* **Material to process**
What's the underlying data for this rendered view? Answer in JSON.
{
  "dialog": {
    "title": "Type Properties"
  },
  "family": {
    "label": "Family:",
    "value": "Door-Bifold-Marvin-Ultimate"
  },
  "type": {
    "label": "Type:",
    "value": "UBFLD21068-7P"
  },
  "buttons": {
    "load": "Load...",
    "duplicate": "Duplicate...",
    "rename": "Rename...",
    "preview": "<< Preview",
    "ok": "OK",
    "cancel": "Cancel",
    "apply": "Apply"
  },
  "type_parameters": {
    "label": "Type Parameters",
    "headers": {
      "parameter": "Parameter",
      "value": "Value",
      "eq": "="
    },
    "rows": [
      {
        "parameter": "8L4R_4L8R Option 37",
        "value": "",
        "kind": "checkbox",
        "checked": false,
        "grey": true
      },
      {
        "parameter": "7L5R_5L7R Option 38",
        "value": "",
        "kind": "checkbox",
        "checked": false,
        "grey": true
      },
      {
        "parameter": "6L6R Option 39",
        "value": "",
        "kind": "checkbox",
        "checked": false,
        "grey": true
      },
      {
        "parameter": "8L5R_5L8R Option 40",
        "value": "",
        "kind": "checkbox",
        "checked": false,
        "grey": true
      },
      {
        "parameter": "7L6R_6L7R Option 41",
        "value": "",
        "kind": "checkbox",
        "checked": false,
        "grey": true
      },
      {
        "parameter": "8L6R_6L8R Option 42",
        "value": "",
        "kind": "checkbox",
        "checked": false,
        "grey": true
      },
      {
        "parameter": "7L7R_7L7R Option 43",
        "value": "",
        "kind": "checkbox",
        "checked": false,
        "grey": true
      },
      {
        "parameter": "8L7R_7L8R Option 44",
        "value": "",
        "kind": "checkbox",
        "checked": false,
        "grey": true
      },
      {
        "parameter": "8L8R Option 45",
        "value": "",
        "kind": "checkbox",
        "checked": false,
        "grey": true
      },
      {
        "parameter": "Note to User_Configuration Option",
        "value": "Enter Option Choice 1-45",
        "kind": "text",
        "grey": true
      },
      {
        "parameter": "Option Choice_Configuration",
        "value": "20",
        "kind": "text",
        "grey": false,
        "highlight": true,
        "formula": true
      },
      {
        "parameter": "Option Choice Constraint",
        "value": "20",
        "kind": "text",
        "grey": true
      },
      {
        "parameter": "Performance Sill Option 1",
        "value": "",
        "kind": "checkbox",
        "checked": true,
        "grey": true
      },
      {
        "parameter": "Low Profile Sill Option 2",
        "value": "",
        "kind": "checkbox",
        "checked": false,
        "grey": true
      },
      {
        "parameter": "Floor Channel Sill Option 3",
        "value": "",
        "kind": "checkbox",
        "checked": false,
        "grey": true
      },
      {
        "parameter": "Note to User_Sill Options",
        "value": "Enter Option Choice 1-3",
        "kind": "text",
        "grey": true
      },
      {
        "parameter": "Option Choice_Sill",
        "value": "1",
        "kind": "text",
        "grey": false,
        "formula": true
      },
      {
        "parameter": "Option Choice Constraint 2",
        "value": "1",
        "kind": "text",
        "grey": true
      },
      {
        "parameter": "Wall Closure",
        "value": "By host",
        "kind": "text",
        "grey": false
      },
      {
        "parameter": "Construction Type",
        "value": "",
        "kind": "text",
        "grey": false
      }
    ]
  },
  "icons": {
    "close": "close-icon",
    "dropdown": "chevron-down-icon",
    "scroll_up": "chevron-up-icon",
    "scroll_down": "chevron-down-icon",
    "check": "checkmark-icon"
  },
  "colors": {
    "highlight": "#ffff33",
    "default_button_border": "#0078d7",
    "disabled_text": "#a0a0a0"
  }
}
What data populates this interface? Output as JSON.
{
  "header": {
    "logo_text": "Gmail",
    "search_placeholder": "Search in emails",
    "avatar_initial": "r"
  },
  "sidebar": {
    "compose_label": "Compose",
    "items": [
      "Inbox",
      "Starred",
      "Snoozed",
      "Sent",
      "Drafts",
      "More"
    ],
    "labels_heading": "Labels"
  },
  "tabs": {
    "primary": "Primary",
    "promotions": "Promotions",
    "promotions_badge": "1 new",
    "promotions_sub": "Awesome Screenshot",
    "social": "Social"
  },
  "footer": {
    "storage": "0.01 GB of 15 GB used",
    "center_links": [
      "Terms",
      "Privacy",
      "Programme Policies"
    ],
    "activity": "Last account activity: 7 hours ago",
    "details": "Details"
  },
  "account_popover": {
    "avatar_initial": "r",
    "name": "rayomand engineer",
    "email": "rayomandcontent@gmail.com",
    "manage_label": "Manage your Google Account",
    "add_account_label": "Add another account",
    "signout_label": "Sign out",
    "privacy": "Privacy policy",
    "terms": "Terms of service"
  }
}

* **Goal of the exercise**
Extract, verbatim, the lines from the one containing "What data populates" through the last line of the listing above.

* **Answer for the task**
What data populates this interface? Output as JSON.
{
  "header": {
    "logo_text": "Gmail",
    "search_placeholder": "Search in emails",
    "avatar_initial": "r"
  },
  "sidebar": {
    "compose_label": "Compose",
    "items": [
      "Inbox",
      "Starred",
      "Snoozed",
      "Sent",
      "Drafts",
      "More"
    ],
    "labels_heading": "Labels"
  },
  "tabs": {
    "primary": "Primary",
    "promotions": "Promotions",
    "promotions_badge": "1 new",
    "promotions_sub": "Awesome Screenshot",
    "social": "Social"
  },
  "footer": {
    "storage": "0.01 GB of 15 GB used",
    "center_links": [
      "Terms",
      "Privacy",
      "Programme Policies"
    ],
    "activity": "Last account activity: 7 hours ago",
    "details": "Details"
  },
  "account_popover": {
    "avatar_initial": "r",
    "name": "rayomand engineer",
    "email": "rayomandcontent@gmail.com",
    "manage_label": "Manage your Google Account",
    "add_account_label": "Add another account",
    "signout_label": "Sign out",
    "privacy": "Privacy policy",
    "terms": "Terms of service"
  }
}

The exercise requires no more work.